> **SET EXERCISE**
Once the pictures are set aside, transcribe the remaining data exactly.
-- START OF THE RECORDS --
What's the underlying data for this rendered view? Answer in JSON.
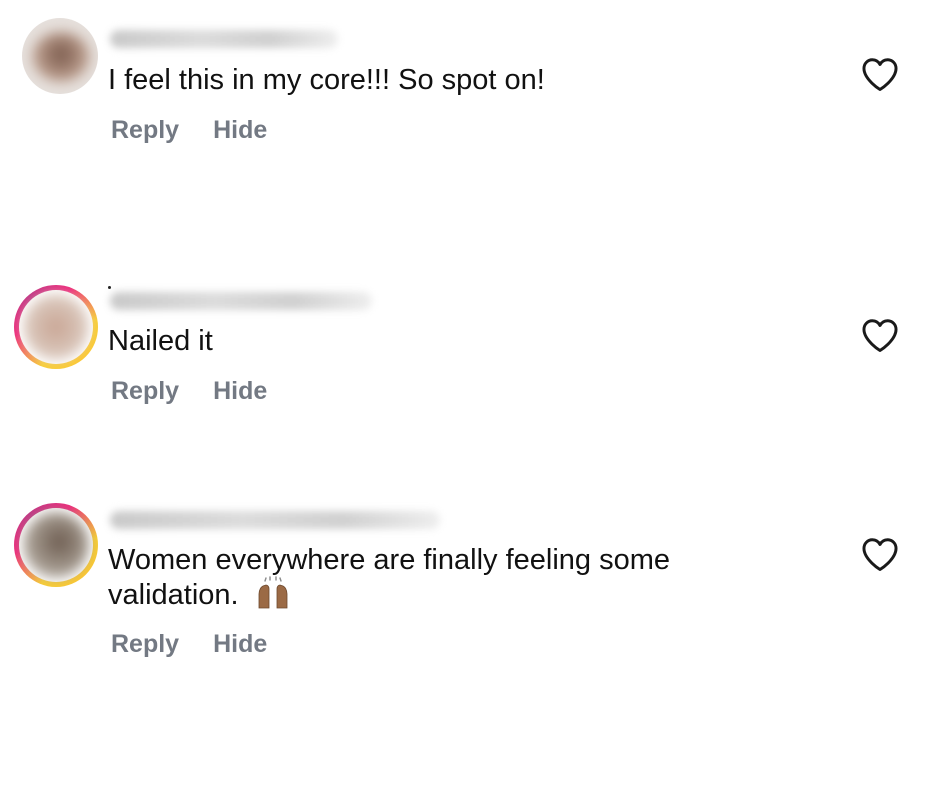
{
  "comments": [
    {
      "text": "I feel this in my core!!! So spot on!",
      "reply_label": "Reply",
      "hide_label": "Hide",
      "avatar_ring": false,
      "avatar_colors": [
        "#b89a8a",
        "#7a5a4c"
      ]
    },
    {
      "text": "Nailed it",
      "reply_label": "Reply",
      "hide_label": "Hide",
      "avatar_ring": true,
      "avatar_colors": [
        "#d8c4b8",
        "#c9a594"
      ]
    },
    {
      "text": "Women everywhere are finally feeling some validation. ",
      "emoji": "raising-hands-emoji",
      "reply_label": "Reply",
      "hide_label": "Hide",
      "avatar_ring": true,
      "avatar_colors": [
        "#a49a8f",
        "#6d5c50"
      ]
    }
  ],
  "colors": {
    "action_gray": "#737983",
    "text": "#111111",
    "heart_stroke": "#1a1a1a"
  }
}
-- END OF THE RECORDS --
> **ANSWER TO THIS TASK**
What's the underlying data for this rendered view? Answer in JSON.
{
  "comments": [
    {
      "text": "I feel this in my core!!! So spot on!",
      "reply_label": "Reply",
      "hide_label": "Hide",
      "avatar_ring": false,
      "avatar_colors": [
        "#b89a8a",
        "#7a5a4c"
      ]
    },
    {
      "text": "Nailed it",
      "reply_label": "Reply",
      "hide_label": "Hide",
      "avatar_ring": true,
      "avatar_colors": [
        "#d8c4b8",
        "#c9a594"
      ]
    },
    {
      "text": "Women everywhere are finally feeling some validation. ",
      "emoji": "raising-hands-emoji",
      "reply_label": "Reply",
      "hide_label": "Hide",
      "avatar_ring": true,
      "avatar_colors": [
        "#a49a8f",
        "#6d5c50"
      ]
    }
  ],
  "colors": {
    "action_gray": "#737983",
    "text": "#111111",
    "heart_stroke": "#1a1a1a"
  }
}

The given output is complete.